(Objective) Extract the records below word for word and ignore the images.

______________________________

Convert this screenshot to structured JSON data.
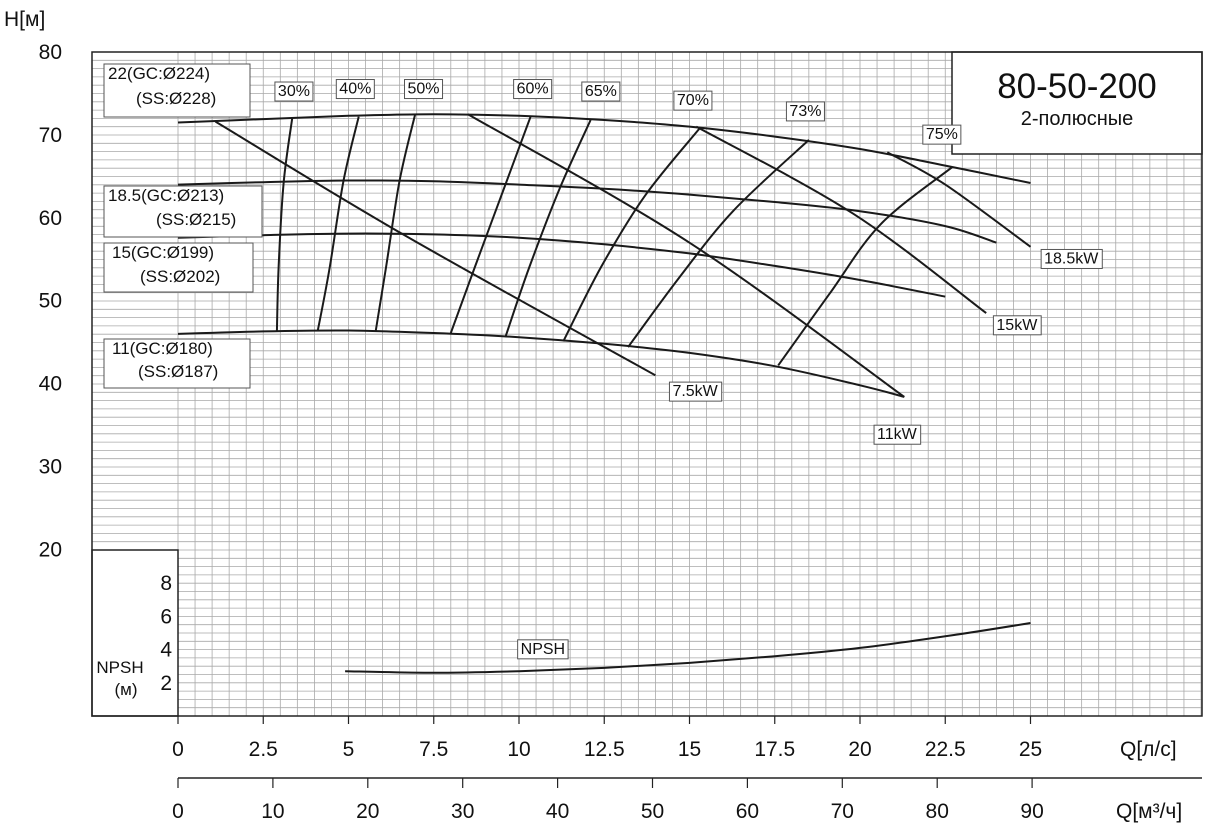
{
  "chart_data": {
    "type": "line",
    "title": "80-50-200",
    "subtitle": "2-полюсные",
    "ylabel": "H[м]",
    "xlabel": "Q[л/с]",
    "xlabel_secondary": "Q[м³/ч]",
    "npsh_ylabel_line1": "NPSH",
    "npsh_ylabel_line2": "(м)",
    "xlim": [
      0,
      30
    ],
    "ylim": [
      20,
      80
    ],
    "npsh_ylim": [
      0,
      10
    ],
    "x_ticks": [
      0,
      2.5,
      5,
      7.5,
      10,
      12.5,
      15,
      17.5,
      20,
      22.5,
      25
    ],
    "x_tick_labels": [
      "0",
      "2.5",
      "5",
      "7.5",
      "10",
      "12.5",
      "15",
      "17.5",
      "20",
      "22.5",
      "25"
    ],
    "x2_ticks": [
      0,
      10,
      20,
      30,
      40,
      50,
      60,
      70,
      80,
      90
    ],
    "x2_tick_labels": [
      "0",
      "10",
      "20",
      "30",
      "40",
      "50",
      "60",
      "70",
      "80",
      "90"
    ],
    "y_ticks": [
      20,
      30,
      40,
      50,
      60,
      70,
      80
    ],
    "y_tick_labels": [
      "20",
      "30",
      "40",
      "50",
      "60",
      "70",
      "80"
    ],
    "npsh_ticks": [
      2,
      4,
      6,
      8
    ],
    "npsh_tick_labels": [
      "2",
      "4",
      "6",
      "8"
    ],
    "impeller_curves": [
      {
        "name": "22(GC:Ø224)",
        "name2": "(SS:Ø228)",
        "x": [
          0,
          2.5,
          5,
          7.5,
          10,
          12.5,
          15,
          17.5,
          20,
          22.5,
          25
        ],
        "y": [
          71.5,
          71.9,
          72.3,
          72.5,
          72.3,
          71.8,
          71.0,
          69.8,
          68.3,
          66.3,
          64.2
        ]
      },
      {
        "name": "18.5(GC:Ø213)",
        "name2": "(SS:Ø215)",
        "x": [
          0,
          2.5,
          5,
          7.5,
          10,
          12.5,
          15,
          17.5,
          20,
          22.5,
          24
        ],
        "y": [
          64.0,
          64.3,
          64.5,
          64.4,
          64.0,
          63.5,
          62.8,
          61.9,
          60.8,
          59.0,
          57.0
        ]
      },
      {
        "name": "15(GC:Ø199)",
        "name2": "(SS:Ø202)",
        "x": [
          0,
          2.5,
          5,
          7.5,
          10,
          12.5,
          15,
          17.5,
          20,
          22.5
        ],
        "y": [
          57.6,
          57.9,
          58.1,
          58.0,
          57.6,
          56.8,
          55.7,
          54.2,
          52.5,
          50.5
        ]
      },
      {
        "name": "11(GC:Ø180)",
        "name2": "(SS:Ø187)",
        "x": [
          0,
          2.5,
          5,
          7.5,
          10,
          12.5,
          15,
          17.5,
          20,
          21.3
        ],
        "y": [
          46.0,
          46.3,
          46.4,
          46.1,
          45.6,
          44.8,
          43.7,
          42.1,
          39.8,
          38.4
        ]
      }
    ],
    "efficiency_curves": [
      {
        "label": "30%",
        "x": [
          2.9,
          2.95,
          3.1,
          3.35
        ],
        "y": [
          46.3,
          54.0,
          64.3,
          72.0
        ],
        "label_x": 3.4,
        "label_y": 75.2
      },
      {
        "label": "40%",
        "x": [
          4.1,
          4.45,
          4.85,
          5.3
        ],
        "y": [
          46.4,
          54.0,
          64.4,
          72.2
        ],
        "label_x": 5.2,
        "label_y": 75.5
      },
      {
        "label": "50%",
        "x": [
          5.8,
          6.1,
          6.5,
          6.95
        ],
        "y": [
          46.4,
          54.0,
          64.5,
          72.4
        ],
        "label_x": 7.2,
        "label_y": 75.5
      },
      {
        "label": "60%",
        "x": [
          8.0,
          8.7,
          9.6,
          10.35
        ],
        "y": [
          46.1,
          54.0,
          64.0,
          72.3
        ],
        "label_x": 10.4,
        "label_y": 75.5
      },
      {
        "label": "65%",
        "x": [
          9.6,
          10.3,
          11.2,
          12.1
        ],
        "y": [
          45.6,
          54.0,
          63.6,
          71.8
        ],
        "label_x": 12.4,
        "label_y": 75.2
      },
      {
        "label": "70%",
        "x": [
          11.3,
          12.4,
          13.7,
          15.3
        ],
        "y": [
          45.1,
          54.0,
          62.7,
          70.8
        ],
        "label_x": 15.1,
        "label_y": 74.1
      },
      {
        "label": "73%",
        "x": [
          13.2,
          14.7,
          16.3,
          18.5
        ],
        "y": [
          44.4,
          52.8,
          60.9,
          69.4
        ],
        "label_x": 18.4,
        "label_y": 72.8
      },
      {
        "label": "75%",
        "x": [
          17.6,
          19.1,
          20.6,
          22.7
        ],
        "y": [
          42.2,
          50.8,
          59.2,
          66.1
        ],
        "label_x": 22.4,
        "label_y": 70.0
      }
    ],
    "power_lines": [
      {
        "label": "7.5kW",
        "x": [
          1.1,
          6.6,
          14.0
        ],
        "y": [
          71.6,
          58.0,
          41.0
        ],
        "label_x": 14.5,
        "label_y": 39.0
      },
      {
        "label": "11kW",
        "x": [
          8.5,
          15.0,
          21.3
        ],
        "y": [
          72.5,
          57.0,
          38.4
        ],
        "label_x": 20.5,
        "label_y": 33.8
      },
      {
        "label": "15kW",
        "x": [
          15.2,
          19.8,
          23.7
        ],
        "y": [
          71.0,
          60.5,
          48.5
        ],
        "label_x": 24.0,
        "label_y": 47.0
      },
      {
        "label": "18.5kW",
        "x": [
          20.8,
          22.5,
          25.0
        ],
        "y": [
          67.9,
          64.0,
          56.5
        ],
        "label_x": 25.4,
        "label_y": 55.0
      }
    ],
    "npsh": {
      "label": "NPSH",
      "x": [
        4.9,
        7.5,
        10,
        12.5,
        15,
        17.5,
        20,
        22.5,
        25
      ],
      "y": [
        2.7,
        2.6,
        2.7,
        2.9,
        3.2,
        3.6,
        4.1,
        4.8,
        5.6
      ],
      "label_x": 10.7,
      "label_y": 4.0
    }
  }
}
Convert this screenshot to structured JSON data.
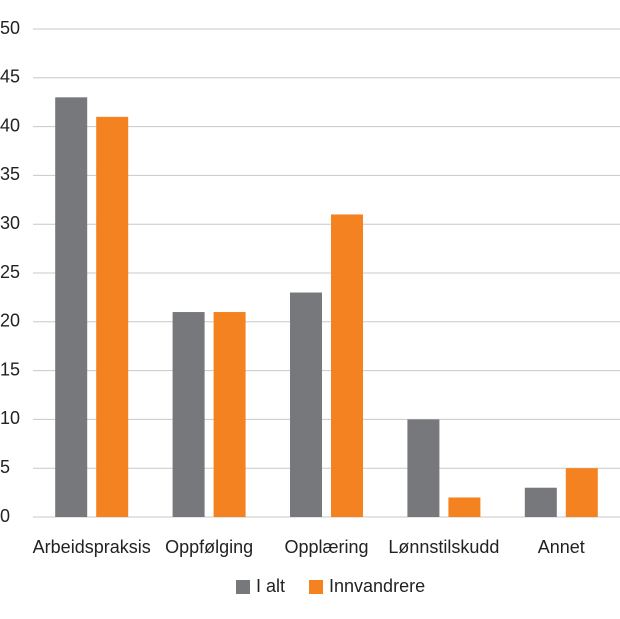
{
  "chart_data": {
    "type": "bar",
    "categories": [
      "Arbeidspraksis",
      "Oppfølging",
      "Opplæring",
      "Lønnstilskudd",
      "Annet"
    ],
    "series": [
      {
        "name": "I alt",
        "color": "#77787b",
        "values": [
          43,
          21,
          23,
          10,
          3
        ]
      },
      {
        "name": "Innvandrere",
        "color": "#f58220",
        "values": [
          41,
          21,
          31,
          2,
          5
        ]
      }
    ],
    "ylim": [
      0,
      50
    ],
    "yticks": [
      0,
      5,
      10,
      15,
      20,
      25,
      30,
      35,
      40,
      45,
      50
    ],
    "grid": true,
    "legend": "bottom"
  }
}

______________________________

(Response for this exercise)
Convert this screenshot to structured JSON data.
{
  "chart_data": {
    "type": "line",
    "title": "80-50-200",
    "subtitle": "2-полюсные",
    "ylabel": "H[м]",
    "xlabel": "Q[л/с]",
    "xlabel_secondary": "Q[м³/ч]",
    "npsh_ylabel_line1": "NPSH",
    "npsh_ylabel_line2": "(м)",
    "xlim": [
      0,
      30
    ],
    "ylim": [
      20,
      80
    ],
    "npsh_ylim": [
      0,
      10
    ],
    "x_ticks": [
      0,
      2.5,
      5,
      7.5,
      10,
      12.5,
      15,
      17.5,
      20,
      22.5,
      25
    ],
    "x_tick_labels": [
      "0",
      "2.5",
      "5",
      "7.5",
      "10",
      "12.5",
      "15",
      "17.5",
      "20",
      "22.5",
      "25"
    ],
    "x2_ticks": [
      0,
      10,
      20,
      30,
      40,
      50,
      60,
      70,
      80,
      90
    ],
    "x2_tick_labels": [
      "0",
      "10",
      "20",
      "30",
      "40",
      "50",
      "60",
      "70",
      "80",
      "90"
    ],
    "y_ticks": [
      20,
      30,
      40,
      50,
      60,
      70,
      80
    ],
    "y_tick_labels": [
      "20",
      "30",
      "40",
      "50",
      "60",
      "70",
      "80"
    ],
    "npsh_ticks": [
      2,
      4,
      6,
      8
    ],
    "npsh_tick_labels": [
      "2",
      "4",
      "6",
      "8"
    ],
    "impeller_curves": [
      {
        "name": "22(GC:Ø224)",
        "name2": "(SS:Ø228)",
        "x": [
          0,
          2.5,
          5,
          7.5,
          10,
          12.5,
          15,
          17.5,
          20,
          22.5,
          25
        ],
        "y": [
          71.5,
          71.9,
          72.3,
          72.5,
          72.3,
          71.8,
          71.0,
          69.8,
          68.3,
          66.3,
          64.2
        ]
      },
      {
        "name": "18.5(GC:Ø213)",
        "name2": "(SS:Ø215)",
        "x": [
          0,
          2.5,
          5,
          7.5,
          10,
          12.5,
          15,
          17.5,
          20,
          22.5,
          24
        ],
        "y": [
          64.0,
          64.3,
          64.5,
          64.4,
          64.0,
          63.5,
          62.8,
          61.9,
          60.8,
          59.0,
          57.0
        ]
      },
      {
        "name": "15(GC:Ø199)",
        "name2": "(SS:Ø202)",
        "x": [
          0,
          2.5,
          5,
          7.5,
          10,
          12.5,
          15,
          17.5,
          20,
          22.5
        ],
        "y": [
          57.6,
          57.9,
          58.1,
          58.0,
          57.6,
          56.8,
          55.7,
          54.2,
          52.5,
          50.5
        ]
      },
      {
        "name": "11(GC:Ø180)",
        "name2": "(SS:Ø187)",
        "x": [
          0,
          2.5,
          5,
          7.5,
          10,
          12.5,
          15,
          17.5,
          20,
          21.3
        ],
        "y": [
          46.0,
          46.3,
          46.4,
          46.1,
          45.6,
          44.8,
          43.7,
          42.1,
          39.8,
          38.4
        ]
      }
    ],
    "efficiency_curves": [
      {
        "label": "30%",
        "x": [
          2.9,
          2.95,
          3.1,
          3.35
        ],
        "y": [
          46.3,
          54.0,
          64.3,
          72.0
        ],
        "label_x": 3.4,
        "label_y": 75.2
      },
      {
        "label": "40%",
        "x": [
          4.1,
          4.45,
          4.85,
          5.3
        ],
        "y": [
          46.4,
          54.0,
          64.4,
          72.2
        ],
        "label_x": 5.2,
        "label_y": 75.5
      },
      {
        "label": "50%",
        "x": [
          5.8,
          6.1,
          6.5,
          6.95
        ],
        "y": [
          46.4,
          54.0,
          64.5,
          72.4
        ],
        "label_x": 7.2,
        "label_y": 75.5
      },
      {
        "label": "60%",
        "x": [
          8.0,
          8.7,
          9.6,
          10.35
        ],
        "y": [
          46.1,
          54.0,
          64.0,
          72.3
        ],
        "label_x": 10.4,
        "label_y": 75.5
      },
      {
        "label": "65%",
        "x": [
          9.6,
          10.3,
          11.2,
          12.1
        ],
        "y": [
          45.6,
          54.0,
          63.6,
          71.8
        ],
        "label_x": 12.4,
        "label_y": 75.2
      },
      {
        "label": "70%",
        "x": [
          11.3,
          12.4,
          13.7,
          15.3
        ],
        "y": [
          45.1,
          54.0,
          62.7,
          70.8
        ],
        "label_x": 15.1,
        "label_y": 74.1
      },
      {
        "label": "73%",
        "x": [
          13.2,
          14.7,
          16.3,
          18.5
        ],
        "y": [
          44.4,
          52.8,
          60.9,
          69.4
        ],
        "label_x": 18.4,
        "label_y": 72.8
      },
      {
        "label": "75%",
        "x": [
          17.6,
          19.1,
          20.6,
          22.7
        ],
        "y": [
          42.2,
          50.8,
          59.2,
          66.1
        ],
        "label_x": 22.4,
        "label_y": 70.0
      }
    ],
    "power_lines": [
      {
        "label": "7.5kW",
        "x": [
          1.1,
          6.6,
          14.0
        ],
        "y": [
          71.6,
          58.0,
          41.0
        ],
        "label_x": 14.5,
        "label_y": 39.0
      },
      {
        "label": "11kW",
        "x": [
          8.5,
          15.0,
          21.3
        ],
        "y": [
          72.5,
          57.0,
          38.4
        ],
        "label_x": 20.5,
        "label_y": 33.8
      },
      {
        "label": "15kW",
        "x": [
          15.2,
          19.8,
          23.7
        ],
        "y": [
          71.0,
          60.5,
          48.5
        ],
        "label_x": 24.0,
        "label_y": 47.0
      },
      {
        "label": "18.5kW",
        "x": [
          20.8,
          22.5,
          25.0
        ],
        "y": [
          67.9,
          64.0,
          56.5
        ],
        "label_x": 25.4,
        "label_y": 55.0
      }
    ],
    "npsh": {
      "label": "NPSH",
      "x": [
        4.9,
        7.5,
        10,
        12.5,
        15,
        17.5,
        20,
        22.5,
        25
      ],
      "y": [
        2.7,
        2.6,
        2.7,
        2.9,
        3.2,
        3.6,
        4.1,
        4.8,
        5.6
      ],
      "label_x": 10.7,
      "label_y": 4.0
    }
  }
}
Convert this screenshot to structured JSON data.
{
  "chart_data": {
    "type": "bar",
    "categories": [
      "Arbeidspraksis",
      "Oppfølging",
      "Opplæring",
      "Lønnstilskudd",
      "Annet"
    ],
    "series": [
      {
        "name": "I alt",
        "color": "#77787b",
        "values": [
          43,
          21,
          23,
          10,
          3
        ]
      },
      {
        "name": "Innvandrere",
        "color": "#f58220",
        "values": [
          41,
          21,
          31,
          2,
          5
        ]
      }
    ],
    "ylim": [
      0,
      50
    ],
    "yticks": [
      0,
      5,
      10,
      15,
      20,
      25,
      30,
      35,
      40,
      45,
      50
    ],
    "grid": true,
    "legend": "bottom"
  }
}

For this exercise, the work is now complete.